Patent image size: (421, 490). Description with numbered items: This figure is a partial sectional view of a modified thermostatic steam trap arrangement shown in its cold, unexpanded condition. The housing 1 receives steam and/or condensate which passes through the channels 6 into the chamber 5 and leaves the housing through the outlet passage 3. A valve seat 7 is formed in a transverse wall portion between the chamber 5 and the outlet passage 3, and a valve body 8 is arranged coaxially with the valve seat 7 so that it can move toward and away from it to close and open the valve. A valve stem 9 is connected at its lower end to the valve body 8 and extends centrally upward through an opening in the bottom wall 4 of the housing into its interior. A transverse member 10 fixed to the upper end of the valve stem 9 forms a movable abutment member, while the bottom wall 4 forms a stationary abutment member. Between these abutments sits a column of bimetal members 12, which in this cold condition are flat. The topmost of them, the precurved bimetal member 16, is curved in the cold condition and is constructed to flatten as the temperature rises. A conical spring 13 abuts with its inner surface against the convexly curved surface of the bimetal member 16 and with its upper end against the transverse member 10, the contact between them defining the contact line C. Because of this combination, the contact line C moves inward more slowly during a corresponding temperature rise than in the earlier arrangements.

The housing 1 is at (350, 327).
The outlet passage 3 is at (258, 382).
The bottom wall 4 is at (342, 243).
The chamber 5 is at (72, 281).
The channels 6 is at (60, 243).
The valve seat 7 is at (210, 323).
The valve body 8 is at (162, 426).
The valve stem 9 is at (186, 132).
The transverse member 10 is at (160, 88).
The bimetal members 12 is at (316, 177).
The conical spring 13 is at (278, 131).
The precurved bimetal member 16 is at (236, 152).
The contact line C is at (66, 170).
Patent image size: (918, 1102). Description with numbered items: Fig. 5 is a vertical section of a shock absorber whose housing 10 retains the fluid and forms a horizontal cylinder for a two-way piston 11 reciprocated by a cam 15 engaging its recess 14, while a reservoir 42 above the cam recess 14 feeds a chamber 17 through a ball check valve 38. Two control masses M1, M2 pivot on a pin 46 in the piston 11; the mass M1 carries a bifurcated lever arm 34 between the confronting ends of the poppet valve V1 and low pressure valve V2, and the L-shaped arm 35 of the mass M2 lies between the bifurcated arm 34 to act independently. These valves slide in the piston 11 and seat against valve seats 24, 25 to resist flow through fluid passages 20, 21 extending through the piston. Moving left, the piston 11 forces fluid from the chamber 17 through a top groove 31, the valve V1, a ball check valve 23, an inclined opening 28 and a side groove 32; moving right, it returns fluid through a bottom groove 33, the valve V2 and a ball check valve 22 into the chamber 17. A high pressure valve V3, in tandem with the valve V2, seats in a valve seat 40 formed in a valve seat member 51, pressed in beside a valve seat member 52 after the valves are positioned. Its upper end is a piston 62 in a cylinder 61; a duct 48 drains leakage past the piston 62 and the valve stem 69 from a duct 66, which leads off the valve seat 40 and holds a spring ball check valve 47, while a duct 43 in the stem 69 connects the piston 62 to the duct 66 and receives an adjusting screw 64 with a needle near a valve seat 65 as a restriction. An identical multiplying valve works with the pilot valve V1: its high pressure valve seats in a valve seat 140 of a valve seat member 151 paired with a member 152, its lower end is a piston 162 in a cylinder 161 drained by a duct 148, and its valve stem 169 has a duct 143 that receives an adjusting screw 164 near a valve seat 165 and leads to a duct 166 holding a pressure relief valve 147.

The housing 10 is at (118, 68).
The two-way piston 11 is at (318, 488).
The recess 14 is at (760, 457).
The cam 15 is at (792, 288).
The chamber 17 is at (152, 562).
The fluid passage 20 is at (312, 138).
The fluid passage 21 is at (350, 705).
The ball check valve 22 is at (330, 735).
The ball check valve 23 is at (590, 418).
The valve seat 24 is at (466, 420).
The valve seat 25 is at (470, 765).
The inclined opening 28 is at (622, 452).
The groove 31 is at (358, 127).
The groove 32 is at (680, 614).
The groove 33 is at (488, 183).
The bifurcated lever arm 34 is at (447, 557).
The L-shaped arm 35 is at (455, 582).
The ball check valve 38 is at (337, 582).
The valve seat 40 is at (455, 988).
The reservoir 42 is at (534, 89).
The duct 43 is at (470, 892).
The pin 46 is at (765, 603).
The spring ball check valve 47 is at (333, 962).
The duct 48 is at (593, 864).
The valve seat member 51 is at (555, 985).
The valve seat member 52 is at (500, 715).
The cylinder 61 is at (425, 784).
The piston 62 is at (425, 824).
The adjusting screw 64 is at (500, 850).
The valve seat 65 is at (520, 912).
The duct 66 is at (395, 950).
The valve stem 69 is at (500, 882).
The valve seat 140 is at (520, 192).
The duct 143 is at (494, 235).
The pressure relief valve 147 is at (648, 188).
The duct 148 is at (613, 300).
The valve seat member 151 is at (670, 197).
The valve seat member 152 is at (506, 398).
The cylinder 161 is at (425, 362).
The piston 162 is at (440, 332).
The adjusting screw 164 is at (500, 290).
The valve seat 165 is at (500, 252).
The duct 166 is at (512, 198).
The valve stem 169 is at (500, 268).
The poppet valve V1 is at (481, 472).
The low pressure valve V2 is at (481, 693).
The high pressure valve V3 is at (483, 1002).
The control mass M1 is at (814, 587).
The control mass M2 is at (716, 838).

*What to do:* Copy both items above word for word.

*Task result:*
Patent image size: (421, 490). Description with numbered items: This figure is a partial sectional view of a modified thermostatic steam trap arrangement shown in its cold, unexpanded condition. The housing 1 receives steam and/or condensate which passes through the channels 6 into the chamber 5 and leaves the housing through the outlet passage 3. A valve seat 7 is formed in a transverse wall portion between the chamber 5 and the outlet passage 3, and a valve body 8 is arranged coaxially with the valve seat 7 so that it can move toward and away from it to close and open the valve. A valve stem 9 is connected at its lower end to the valve body 8 and extends centrally upward through an opening in the bottom wall 4 of the housing into its interior. A transverse member 10 fixed to the upper end of the valve stem 9 forms a movable abutment member, while the bottom wall 4 forms a stationary abutment member. Between these abutments sits a column of bimetal members 12, which in this cold condition are flat. The topmost of them, the precurved bimetal member 16, is curved in the cold condition and is constructed to flatten as the temperature rises. A conical spring 13 abuts with its inner surface against the convexly curved surface of the bimetal member 16 and with its upper end against the transverse member 10, the contact between them defining the contact line C. Because of this combination, the contact line C moves inward more slowly during a corresponding temperature rise than in the earlier arrangements.

The housing 1 is at (350, 327).
The outlet passage 3 is at (258, 382).
The bottom wall 4 is at (342, 243).
The chamber 5 is at (72, 281).
The channels 6 is at (60, 243).
The valve seat 7 is at (210, 323).
The valve body 8 is at (162, 426).
The valve stem 9 is at (186, 132).
The transverse member 10 is at (160, 88).
The bimetal members 12 is at (316, 177).
The conical spring 13 is at (278, 131).
The precurved bimetal member 16 is at (236, 152).
The contact line C is at (66, 170).
Patent image size: (918, 1102). Description with numbered items: Fig. 5 is a vertical section of a shock absorber whose housing 10 retains the fluid and forms a horizontal cylinder for a two-way piston 11 reciprocated by a cam 15 engaging its recess 14, while a reservoir 42 above the cam recess 14 feeds a chamber 17 through a ball check valve 38. Two control masses M1, M2 pivot on a pin 46 in the piston 11; the mass M1 carries a bifurcated lever arm 34 between the confronting ends of the poppet valve V1 and low pressure valve V2, and the L-shaped arm 35 of the mass M2 lies between the bifurcated arm 34 to act independently. These valves slide in the piston 11 and seat against valve seats 24, 25 to resist flow through fluid passages 20, 21 extending through the piston. Moving left, the piston 11 forces fluid from the chamber 17 through a top groove 31, the valve V1, a ball check valve 23, an inclined opening 28 and a side groove 32; moving right, it returns fluid through a bottom groove 33, the valve V2 and a ball check valve 22 into the chamber 17. A high pressure valve V3, in tandem with the valve V2, seats in a valve seat 40 formed in a valve seat member 51, pressed in beside a valve seat member 52 after the valves are positioned. Its upper end is a piston 62 in a cylinder 61; a duct 48 drains leakage past the piston 62 and the valve stem 69 from a duct 66, which leads off the valve seat 40 and holds a spring ball check valve 47, while a duct 43 in the stem 69 connects the piston 62 to the duct 66 and receives an adjusting screw 64 with a needle near a valve seat 65 as a restriction. An identical multiplying valve works with the pilot valve V1: its high pressure valve seats in a valve seat 140 of a valve seat member 151 paired with a member 152, its lower end is a piston 162 in a cylinder 161 drained by a duct 148, and its valve stem 169 has a duct 143 that receives an adjusting screw 164 near a valve seat 165 and leads to a duct 166 holding a pressure relief valve 147.

The housing 10 is at (118, 68).
The two-way piston 11 is at (318, 488).
The recess 14 is at (760, 457).
The cam 15 is at (792, 288).
The chamber 17 is at (152, 562).
The fluid passage 20 is at (312, 138).
The fluid passage 21 is at (350, 705).
The ball check valve 22 is at (330, 735).
The ball check valve 23 is at (590, 418).
The valve seat 24 is at (466, 420).
The valve seat 25 is at (470, 765).
The inclined opening 28 is at (622, 452).
The groove 31 is at (358, 127).
The groove 32 is at (680, 614).
The groove 33 is at (488, 183).
The bifurcated lever arm 34 is at (447, 557).
The L-shaped arm 35 is at (455, 582).
The ball check valve 38 is at (337, 582).
The valve seat 40 is at (455, 988).
The reservoir 42 is at (534, 89).
The duct 43 is at (470, 892).
The pin 46 is at (765, 603).
The spring ball check valve 47 is at (333, 962).
The duct 48 is at (593, 864).
The valve seat member 51 is at (555, 985).
The valve seat member 52 is at (500, 715).
The cylinder 61 is at (425, 784).
The piston 62 is at (425, 824).
The adjusting screw 64 is at (500, 850).
The valve seat 65 is at (520, 912).
The duct 66 is at (395, 950).
The valve stem 69 is at (500, 882).
The valve seat 140 is at (520, 192).
The duct 143 is at (494, 235).
The pressure relief valve 147 is at (648, 188).
The duct 148 is at (613, 300).
The valve seat member 151 is at (670, 197).
The valve seat member 152 is at (506, 398).
The cylinder 161 is at (425, 362).
The piston 162 is at (440, 332).
The adjusting screw 164 is at (500, 290).
The valve seat 165 is at (500, 252).
The duct 166 is at (512, 198).
The valve stem 169 is at (500, 268).
The poppet valve V1 is at (481, 472).
The low pressure valve V2 is at (481, 693).
The high pressure valve V3 is at (483, 1002).
The control mass M1 is at (814, 587).
The control mass M2 is at (716, 838).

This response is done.